--- start of Data ---

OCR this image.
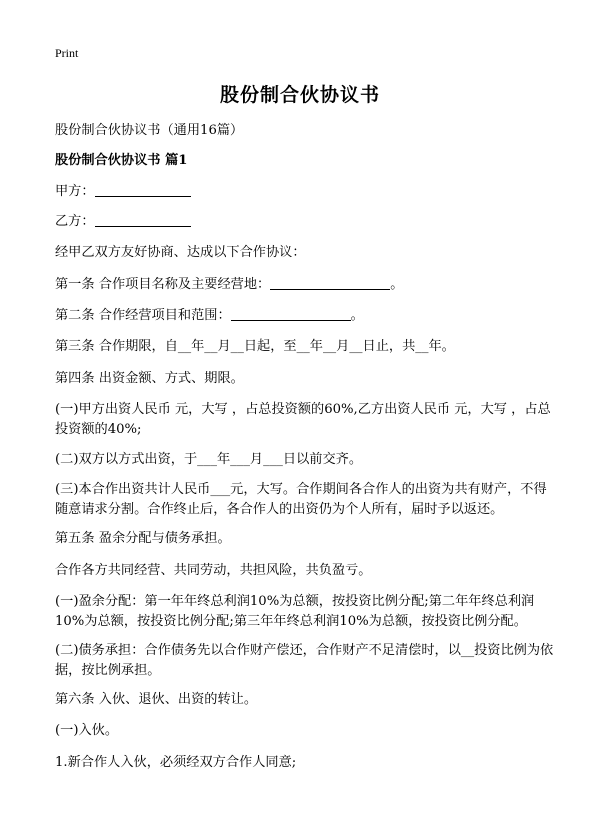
Print
股份制合伙协议书
股份制合伙协议书（通用16篇）
股份制合伙协议书 篇1
甲方：
乙方：
经甲乙双方友好协商、达成以下合作协议：
第一条 合作项目名称及主要经营地：	。
第二条 合作经营项目和范围：	。
第三条 合作期限，自__年__月__日起，至__年__月__日止，共__年。
第四条 出资金额、方式、期限。
(一)甲方出资人民币 元，大写 ，占总投资额的60%,乙方出资人民币 元，大写 ，占总投资额的40%;
(二)双方以方式出资，于___年___月___日以前交齐。
(三)本合作出资共计人民币___元，大写。合作期间各合作人的出资为共有财产，不得随意请求分割。合作终止后，各合作人的出资仍为个人所有，届时予以返还。
第五条 盈余分配与债务承担。
合作各方共同经营、共同劳动，共担风险，共负盈亏。
(一)盈余分配：第一年年终总利润10%为总额，按投资比例分配;第二年年终总利润10%为总额，按投资比例分配;第三年年终总利润10%为总额，按投资比例分配。
(二)债务承担：合作债务先以合作财产偿还，合作财产不足清偿时，以__投资比例为依据，按比例承担。
第六条 入伙、退伙、出资的转让。
(一)入伙。
1.新合作人入伙，必须经双方合作人同意;
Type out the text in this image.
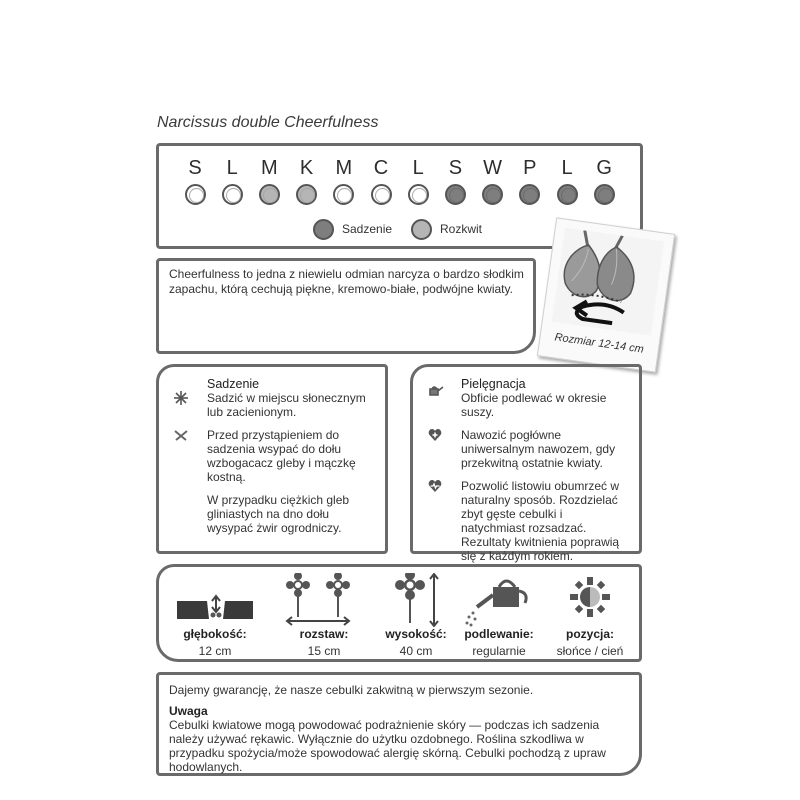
Narcissus double Cheerfulness
Sadzenie	Rozkwit
S	L	M	K	M	C	L	S	W	P	L	G
Cheerfulness to jedna z niewielu odmian narcyza o bardzo słodkim zapachu, którą cechują piękne, kremowo-białe, podwójne kwiaty.
Rozmiar 12-14 cm
Sadzenie
Sadzić w miejscu słonecznym lub zacienionym.
Przed przystąpieniem do sadzenia wsypać do dołu wzbogacacz gleby i mączkę kostną.
W przypadku ciężkich gleb gliniastych na dno dołu wysypać żwir ogrodniczy.
Pielęgnacja
Obficie podlewać w okresie suszy.
Nawozić pogłówne uniwersalnym nawozem, gdy przekwitną ostatnie kwiaty.
Pozwolić listowiu obumrzeć w naturalny sposób. Rozdzielać zbyt gęste cebulki i natychmiast rozsadzać. Rezultaty kwitnienia poprawią się z każdym rokiem.
głębokość:
12 cm
rozstaw:
15 cm
wysokość:
40 cm
podlewanie:
regularnie
pozycja:
słońce / cień
Dajemy gwarancję, że nasze cebulki zakwitną w pierwszym sezonie.
Uwaga
Cebulki kwiatowe mogą powodować podrażnienie skóry — podczas ich sadzenia należy używać rękawic. Wyłącznie do użytku ozdobnego. Roślina szkodliwa w przypadku spożycia/może spowodować alergię skórną. Cebulki pochodzą z upraw hodowlanych.
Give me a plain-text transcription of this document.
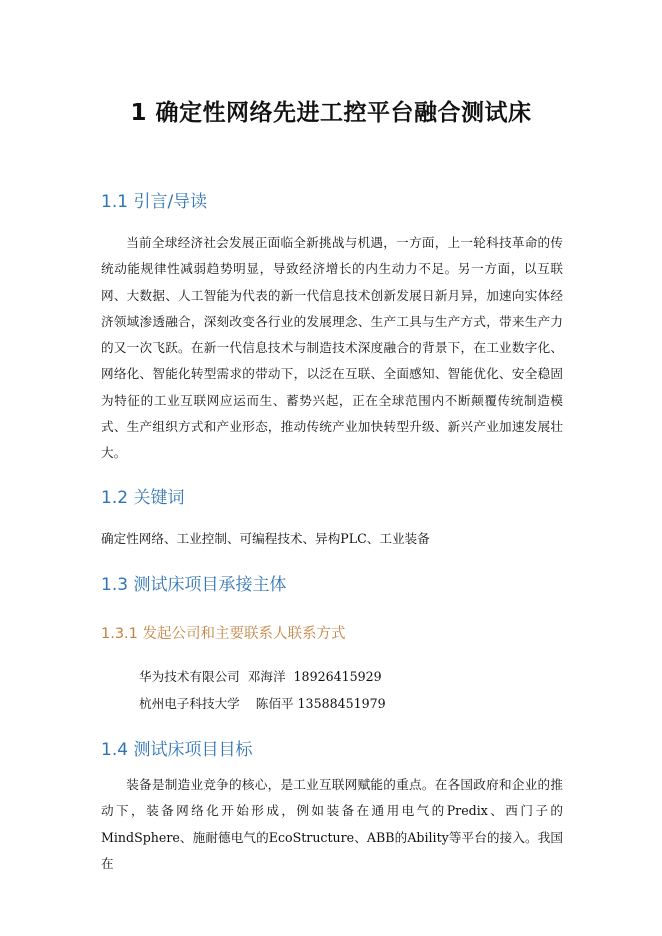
1 确定性网络先进工控平台融合测试床
1.1 引言/导读

当前全球经济社会发展正面临全新挑战与机遇，一方面，上一轮科技革命的传统动能规律性减弱趋势明显，导致经济增长的内生动力不足。另一方面，以互联网、大数据、人工智能为代表的新一代信息技术创新发展日新月异，加速向实体经济领域渗透融合，深刻改变各行业的发展理念、生产工具与生产方式，带来生产力的又一次飞跃。在新一代信息技术与制造技术深度融合的背景下，在工业数字化、网络化、智能化转型需求的带动下，以泛在互联、全面感知、智能优化、安全稳固为特征的工业互联网应运而生、蓄势兴起，正在全球范围内不断颠覆传统制造模式、生产组织方式和产业形态，推动传统产业加快转型升级、新兴产业加速发展壮大。

1.2 关键词
确定性网络、工业控制、可编程技术、异构PLC、工业装备
1.3 测试床项目承接主体
1.3.1 发起公司和主要联系人联系方式
华为技术有限公司  邓海洋  18926415929
杭州电子科技大学    陈佰平 13588451979
1.4 测试床项目目标

装备是制造业竞争的核心，是工业互联网赋能的重点。在各国政府和企业的推动下，装备网络化开始形成，例如装备在通用电气的Predix、西门子的MindSphere、施耐德电气的EcoStructure、ABB的Ability等平台的接入。我国在
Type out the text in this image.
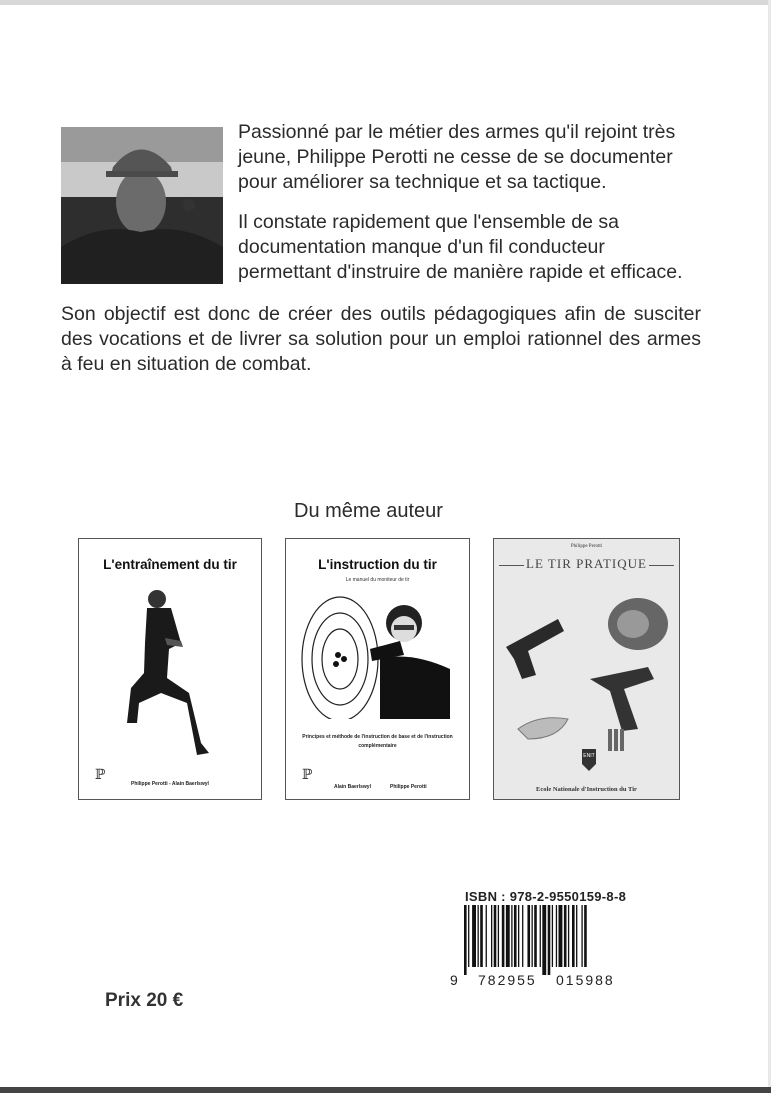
Passionné par le métier des armes qu'il rejoint très jeune, Philippe Perotti ne cesse de se documenter pour améliorer sa technique et sa tactique.

Il constate rapidement que l'ensemble de sa documentation manque d'un fil conducteur permettant d'instruire de manière rapide et efficace.

Son objectif est donc de créer des outils pédagogiques afin de susciter des vocations et de livrer sa solution pour un emploi rationnel des armes à feu en situation de combat.
Du même auteur
L'entraînement du tir
ℙ
Philippe Perotti - Alain Baerlswyl
L'instruction du tir
Le manuel du moniteur de tir
Principes et méthode de l'instruction de base et de l'instruction complémentaire
ℙ
Alain Baerlswyl	Philippe Perotti
Philippe Perotti
LE TIR PRATIQUE
ENIT
Ecole Nationale d'Instruction du Tir
ISBN : 978-2-9550159-8-8
9 782955 015988
Prix 20 €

--- end of Data ---

> Task to carry out: Repeat the listing above exactly, with no pictures.

> Output for this exercise:
OCR this image.
Print
股份制合伙协议书
股份制合伙协议书（通用16篇）
股份制合伙协议书 篇1
甲方：
乙方：
经甲乙双方友好协商、达成以下合作协议：
第一条 合作项目名称及主要经营地：	。
第二条 合作经营项目和范围：	。
第三条 合作期限，自__年__月__日起，至__年__月__日止，共__年。
第四条 出资金额、方式、期限。
(一)甲方出资人民币 元，大写 ，占总投资额的60%,乙方出资人民币 元，大写 ，占总投资额的40%;
(二)双方以方式出资，于___年___月___日以前交齐。
(三)本合作出资共计人民币___元，大写。合作期间各合作人的出资为共有财产，不得随意请求分割。合作终止后，各合作人的出资仍为个人所有，届时予以返还。
第五条 盈余分配与债务承担。
合作各方共同经营、共同劳动，共担风险，共负盈亏。
(一)盈余分配：第一年年终总利润10%为总额，按投资比例分配;第二年年终总利润10%为总额，按投资比例分配;第三年年终总利润10%为总额，按投资比例分配。
(二)债务承担：合作债务先以合作财产偿还，合作财产不足清偿时，以__投资比例为依据，按比例承担。
第六条 入伙、退伙、出资的转让。
(一)入伙。
1.新合作人入伙，必须经双方合作人同意;
Type out the text in this image.
Narcissus double Cheerfulness
Sadzenie	Rozkwit
S	L	M	K	M	C	L	S	W	P	L	G
Cheerfulness to jedna z niewielu odmian narcyza o bardzo słodkim zapachu, którą cechują piękne, kremowo-białe, podwójne kwiaty.
Rozmiar 12-14 cm
Sadzenie
Sadzić w miejscu słonecznym lub zacienionym.
Przed przystąpieniem do sadzenia wsypać do dołu wzbogacacz gleby i mączkę kostną.
W przypadku ciężkich gleb gliniastych na dno dołu wysypać żwir ogrodniczy.
Pielęgnacja
Obficie podlewać w okresie suszy.
Nawozić pogłówne uniwersalnym nawozem, gdy przekwitną ostatnie kwiaty.
Pozwolić listowiu obumrzeć w naturalny sposób. Rozdzielać zbyt gęste cebulki i natychmiast rozsadzać. Rezultaty kwitnienia poprawią się z każdym rokiem.
głębokość:
12 cm
rozstaw:
15 cm
wysokość:
40 cm
podlewanie:
regularnie
pozycja:
słońce / cień
Dajemy gwarancję, że nasze cebulki zakwitną w pierwszym sezonie.
Uwaga
Cebulki kwiatowe mogą powodować podrażnienie skóry — podczas ich sadzenia należy używać rękawic. Wyłącznie do użytku ozdobnego. Roślina szkodliwa w przypadku spożycia/może spowodować alergię skórną. Cebulki pochodzą z upraw hodowlanych.
Give me a plain-text transcription of this document.
1 确定性网络先进工控平台融合测试床
1.1 引言/导读

当前全球经济社会发展正面临全新挑战与机遇，一方面，上一轮科技革命的传统动能规律性减弱趋势明显，导致经济增长的内生动力不足。另一方面，以互联网、大数据、人工智能为代表的新一代信息技术创新发展日新月异，加速向实体经济领域渗透融合，深刻改变各行业的发展理念、生产工具与生产方式，带来生产力的又一次飞跃。在新一代信息技术与制造技术深度融合的背景下，在工业数字化、网络化、智能化转型需求的带动下，以泛在互联、全面感知、智能优化、安全稳固为特征的工业互联网应运而生、蓄势兴起，正在全球范围内不断颠覆传统制造模式、生产组织方式和产业形态，推动传统产业加快转型升级、新兴产业加速发展壮大。

1.2 关键词
确定性网络、工业控制、可编程技术、异构PLC、工业装备
1.3 测试床项目承接主体
1.3.1 发起公司和主要联系人联系方式
华为技术有限公司  邓海洋  18926415929
杭州电子科技大学    陈佰平 13588451979
1.4 测试床项目目标

装备是制造业竞争的核心，是工业互联网赋能的重点。在各国政府和企业的推动下，装备网络化开始形成，例如装备在通用电气的Predix、西门子的MindSphere、施耐德电气的EcoStructure、ABB的Ability等平台的接入。我国在
Type out the text in this image.
Passionné par le métier des armes qu'il rejoint très jeune, Philippe Perotti ne cesse de se documenter pour améliorer sa technique et sa tactique.

Il constate rapidement que l'ensemble de sa documentation manque d'un fil conducteur permettant d'instruire de manière rapide et efficace.

Son objectif est donc de créer des outils pédagogiques afin de susciter des vocations et de livrer sa solution pour un emploi rationnel des armes à feu en situation de combat.
Du même auteur
L'entraînement du tir
ℙ
Philippe Perotti - Alain Baerlswyl
L'instruction du tir
Le manuel du moniteur de tir
Principes et méthode de l'instruction de base et de l'instruction complémentaire
ℙ
Alain Baerlswyl	Philippe Perotti
Philippe Perotti
LE TIR PRATIQUE
ENIT
Ecole Nationale d'Instruction du Tir
ISBN : 978-2-9550159-8-8
9 782955 015988
Prix 20 €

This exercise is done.